## [Task inputs]
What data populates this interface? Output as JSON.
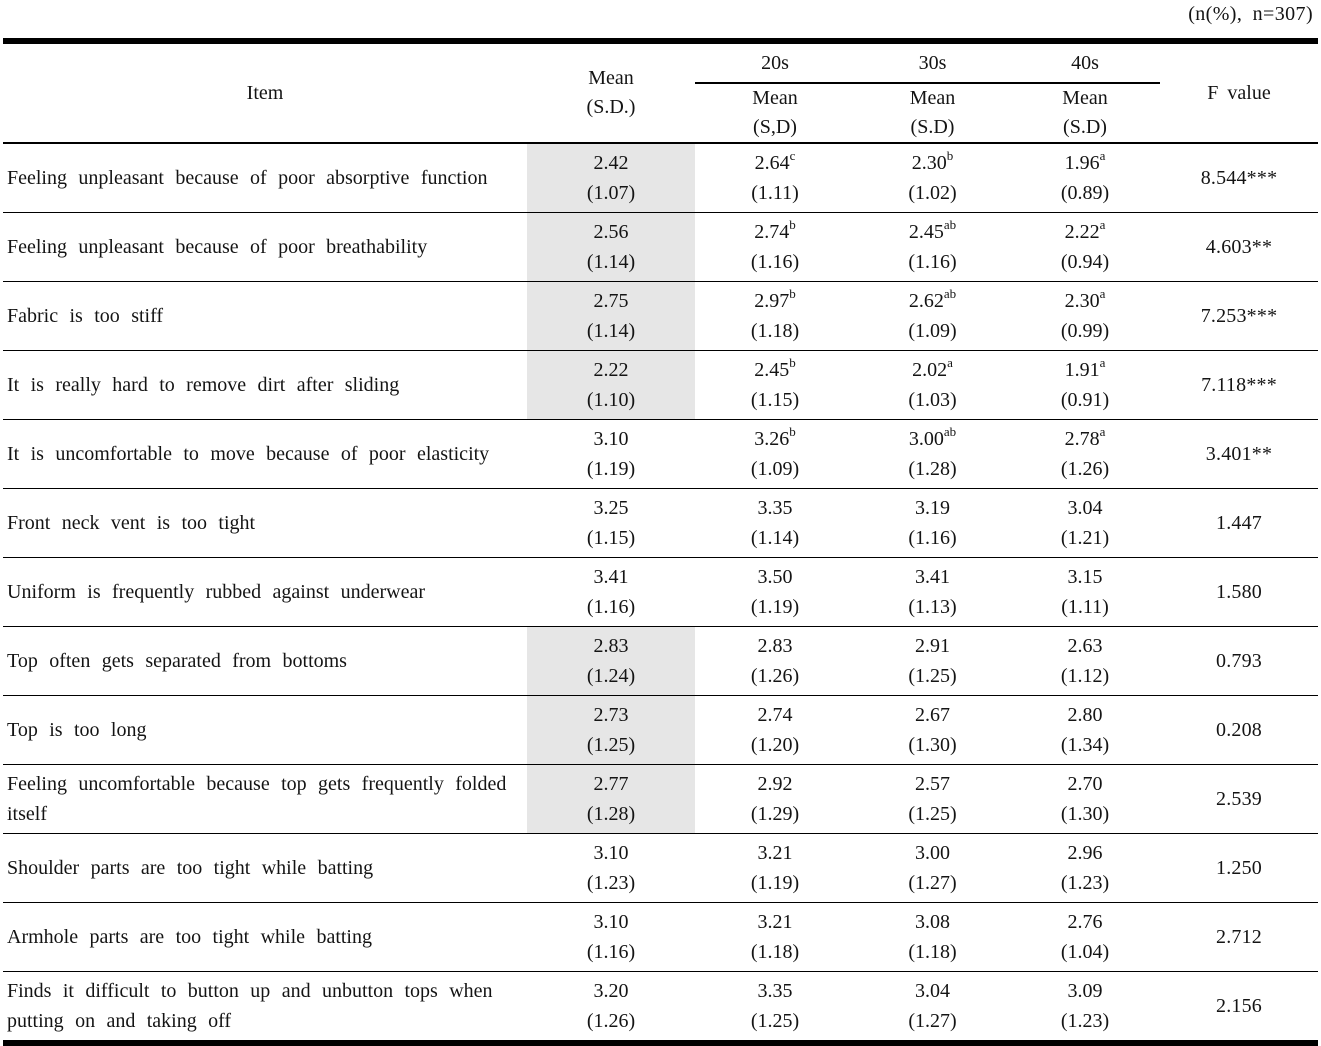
{
  "note": "(n(%), n=307)",
  "table": {
    "item_header": "Item",
    "mean_header": {
      "line1": "Mean",
      "line2": "(S.D.)"
    },
    "f_header": "F value",
    "shading_color": "#e6e6e6",
    "age_groups": [
      {
        "label": "20s",
        "mean_label": "Mean",
        "sd_label": "(S,D)"
      },
      {
        "label": "30s",
        "mean_label": "Mean",
        "sd_label": "(S.D)"
      },
      {
        "label": "40s",
        "mean_label": "Mean",
        "sd_label": "(S.D)"
      }
    ],
    "rows": [
      {
        "item": "Feeling unpleasant because of poor absorptive function",
        "shaded": true,
        "overall": {
          "mean": "2.42",
          "sd": "(1.07)"
        },
        "groups": [
          {
            "mean": "2.64",
            "sup": "c",
            "sd": "(1.11)"
          },
          {
            "mean": "2.30",
            "sup": "b",
            "sd": "(1.02)"
          },
          {
            "mean": "1.96",
            "sup": "a",
            "sd": "(0.89)"
          }
        ],
        "f_value": "8.544***"
      },
      {
        "item": "Feeling unpleasant because of poor breathability",
        "shaded": true,
        "overall": {
          "mean": "2.56",
          "sd": "(1.14)"
        },
        "groups": [
          {
            "mean": "2.74",
            "sup": "b",
            "sd": "(1.16)"
          },
          {
            "mean": "2.45",
            "sup": "ab",
            "sd": "(1.16)"
          },
          {
            "mean": "2.22",
            "sup": "a",
            "sd": "(0.94)"
          }
        ],
        "f_value": "4.603**"
      },
      {
        "item": "Fabric is too stiff",
        "shaded": true,
        "overall": {
          "mean": "2.75",
          "sd": "(1.14)"
        },
        "groups": [
          {
            "mean": "2.97",
            "sup": "b",
            "sd": "(1.18)"
          },
          {
            "mean": "2.62",
            "sup": "ab",
            "sd": "(1.09)"
          },
          {
            "mean": "2.30",
            "sup": "a",
            "sd": "(0.99)"
          }
        ],
        "f_value": "7.253***"
      },
      {
        "item": "It is really hard to remove dirt after sliding",
        "shaded": true,
        "overall": {
          "mean": "2.22",
          "sd": "(1.10)"
        },
        "groups": [
          {
            "mean": "2.45",
            "sup": "b",
            "sd": "(1.15)"
          },
          {
            "mean": "2.02",
            "sup": "a",
            "sd": "(1.03)"
          },
          {
            "mean": "1.91",
            "sup": "a",
            "sd": "(0.91)"
          }
        ],
        "f_value": "7.118***"
      },
      {
        "item": "It is uncomfortable to move because of poor elasticity",
        "shaded": false,
        "overall": {
          "mean": "3.10",
          "sd": "(1.19)"
        },
        "groups": [
          {
            "mean": "3.26",
            "sup": "b",
            "sd": "(1.09)"
          },
          {
            "mean": "3.00",
            "sup": "ab",
            "sd": "(1.28)"
          },
          {
            "mean": "2.78",
            "sup": "a",
            "sd": "(1.26)"
          }
        ],
        "f_value": "3.401**"
      },
      {
        "item": "Front neck vent is too tight",
        "shaded": false,
        "overall": {
          "mean": "3.25",
          "sd": "(1.15)"
        },
        "groups": [
          {
            "mean": "3.35",
            "sup": "",
            "sd": "(1.14)"
          },
          {
            "mean": "3.19",
            "sup": "",
            "sd": "(1.16)"
          },
          {
            "mean": "3.04",
            "sup": "",
            "sd": "(1.21)"
          }
        ],
        "f_value": "1.447"
      },
      {
        "item": "Uniform is frequently rubbed against underwear",
        "shaded": false,
        "overall": {
          "mean": "3.41",
          "sd": "(1.16)"
        },
        "groups": [
          {
            "mean": "3.50",
            "sup": "",
            "sd": "(1.19)"
          },
          {
            "mean": "3.41",
            "sup": "",
            "sd": "(1.13)"
          },
          {
            "mean": "3.15",
            "sup": "",
            "sd": "(1.11)"
          }
        ],
        "f_value": "1.580"
      },
      {
        "item": "Top often gets separated from bottoms",
        "shaded": true,
        "overall": {
          "mean": "2.83",
          "sd": "(1.24)"
        },
        "groups": [
          {
            "mean": "2.83",
            "sup": "",
            "sd": "(1.26)"
          },
          {
            "mean": "2.91",
            "sup": "",
            "sd": "(1.25)"
          },
          {
            "mean": "2.63",
            "sup": "",
            "sd": "(1.12)"
          }
        ],
        "f_value": "0.793"
      },
      {
        "item": "Top is too long",
        "shaded": true,
        "overall": {
          "mean": "2.73",
          "sd": "(1.25)"
        },
        "groups": [
          {
            "mean": "2.74",
            "sup": "",
            "sd": "(1.20)"
          },
          {
            "mean": "2.67",
            "sup": "",
            "sd": "(1.30)"
          },
          {
            "mean": "2.80",
            "sup": "",
            "sd": "(1.34)"
          }
        ],
        "f_value": "0.208"
      },
      {
        "item": "Feeling uncomfortable because top gets frequently folded itself",
        "shaded": true,
        "overall": {
          "mean": "2.77",
          "sd": "(1.28)"
        },
        "groups": [
          {
            "mean": "2.92",
            "sup": "",
            "sd": "(1.29)"
          },
          {
            "mean": "2.57",
            "sup": "",
            "sd": "(1.25)"
          },
          {
            "mean": "2.70",
            "sup": "",
            "sd": "(1.30)"
          }
        ],
        "f_value": "2.539"
      },
      {
        "item": "Shoulder parts are too tight while batting",
        "shaded": false,
        "overall": {
          "mean": "3.10",
          "sd": "(1.23)"
        },
        "groups": [
          {
            "mean": "3.21",
            "sup": "",
            "sd": "(1.19)"
          },
          {
            "mean": "3.00",
            "sup": "",
            "sd": "(1.27)"
          },
          {
            "mean": "2.96",
            "sup": "",
            "sd": "(1.23)"
          }
        ],
        "f_value": "1.250"
      },
      {
        "item": "Armhole parts are too tight while batting",
        "shaded": false,
        "overall": {
          "mean": "3.10",
          "sd": "(1.16)"
        },
        "groups": [
          {
            "mean": "3.21",
            "sup": "",
            "sd": "(1.18)"
          },
          {
            "mean": "3.08",
            "sup": "",
            "sd": "(1.18)"
          },
          {
            "mean": "2.76",
            "sup": "",
            "sd": "(1.04)"
          }
        ],
        "f_value": "2.712"
      },
      {
        "item": "Finds it difficult to button up and unbutton tops when putting on and taking off",
        "shaded": false,
        "overall": {
          "mean": "3.20",
          "sd": "(1.26)"
        },
        "groups": [
          {
            "mean": "3.35",
            "sup": "",
            "sd": "(1.25)"
          },
          {
            "mean": "3.04",
            "sup": "",
            "sd": "(1.27)"
          },
          {
            "mean": "3.09",
            "sup": "",
            "sd": "(1.23)"
          }
        ],
        "f_value": "2.156"
      }
    ]
  }
}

## [Set exercise]
Of all the lines above, how many contain "frequently"? Give the number and nothing more.

## [Completed task]
2